*Written instruction*.
Images are not part of the copy; transcribe all the data exactly.

*Records provided*.
>> Begin

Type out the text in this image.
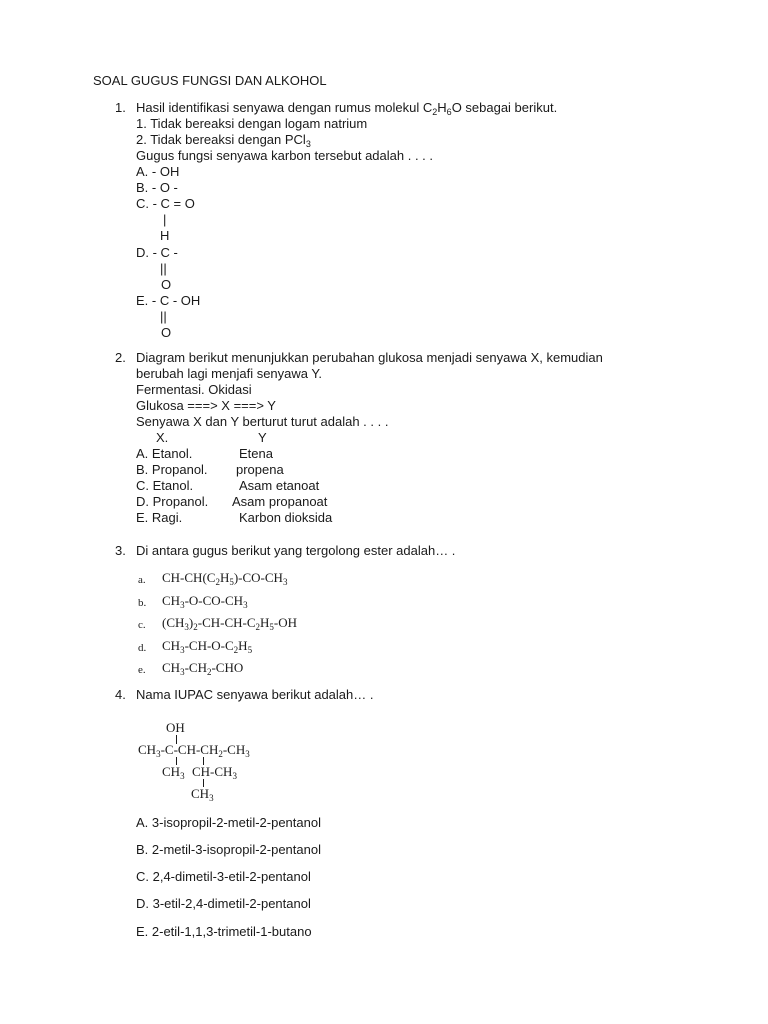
SOAL GUGUS FUNGSI DAN ALKOHOL
1. Hasil identifikasi senyawa dengan rumus molekul $C_2H_6O$ sebagai berikut.
1. Tidak bereaksi dengan logam natrium
2. Tidak bereaksi dengan PCl$_3$
Gugus fungsi senyawa karbon tersebut adalah . . . .
A. - OH
B. - O -
C. - C = O
|
H
D. - C -
||
O
E. - C - OH
||
O
2. Diagram berikut menunjukkan perubahan glukosa menjadi senyawa X, kemudian
berubah lagi menjafi senyawa Y.
Fermentasi. Okidasi
Glukosa ===> X ===> Y
Senyawa X dan Y berturut turut adalah . . . .
X.	Y
A. Etanol.	Etena
B. Propanol. propena
C. Etanol.	Asam etanoat
D. Propanol. Asam propanoat
E. Ragi.	Karbon dioksida
3. Di antara gugus berikut yang tergolong ester adalah… .
a. $CH-CH(C_2H_5)-CO-CH_3$
b. $CH_3-O-CO-CH_3$
c. $(CH_3)_2-CH-CH-C_2H_5-OH$
d. $CH_3-CH-O-C_2H_5$
e. $CH_3-CH_2$-CHO
4. Nama IUPAC senyawa berikut adalah… .
OH
$CH_3-C-CH-CH_2-CH_3$
$CH_3$ $CH-CH_3$
$CH_3$
A. 3-isopropil-2-metil-2-pentanol
B. 2-metil-3-isopropil-2-pentanol
C. 2,4-dimetil-3-etil-2-pentanol
D. 3-etil-2,4-dimetil-2-pentanol
E. 2-etil-1,1,3-trimetil-1-butano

>> End

*Solution*.
Type out the text in this image.
SOAL GUGUS FUNGSI DAN ALKOHOL
1. Hasil identifikasi senyawa dengan rumus molekul $C_2H_6O$ sebagai berikut.
1. Tidak bereaksi dengan logam natrium
2. Tidak bereaksi dengan PCl$_3$
Gugus fungsi senyawa karbon tersebut adalah . . . .
A. - OH
B. - O -
C. - C = O
|
H
D. - C -
||
O
E. - C - OH
||
O
2. Diagram berikut menunjukkan perubahan glukosa menjadi senyawa X, kemudian
berubah lagi menjafi senyawa Y.
Fermentasi. Okidasi
Glukosa ===> X ===> Y
Senyawa X dan Y berturut turut adalah . . . .
X.	Y
A. Etanol.	Etena
B. Propanol. propena
C. Etanol.	Asam etanoat
D. Propanol. Asam propanoat
E. Ragi.	Karbon dioksida
3. Di antara gugus berikut yang tergolong ester adalah… .
a. $CH-CH(C_2H_5)-CO-CH_3$
b. $CH_3-O-CO-CH_3$
c. $(CH_3)_2-CH-CH-C_2H_5-OH$
d. $CH_3-CH-O-C_2H_5$
e. $CH_3-CH_2$-CHO
4. Nama IUPAC senyawa berikut adalah… .
OH
$CH_3-C-CH-CH_2-CH_3$
$CH_3$ $CH-CH_3$
$CH_3$
A. 3-isopropil-2-metil-2-pentanol
B. 2-metil-3-isopropil-2-pentanol
C. 2,4-dimetil-3-etil-2-pentanol
D. 3-etil-2,4-dimetil-2-pentanol
E. 2-etil-1,1,3-trimetil-1-butano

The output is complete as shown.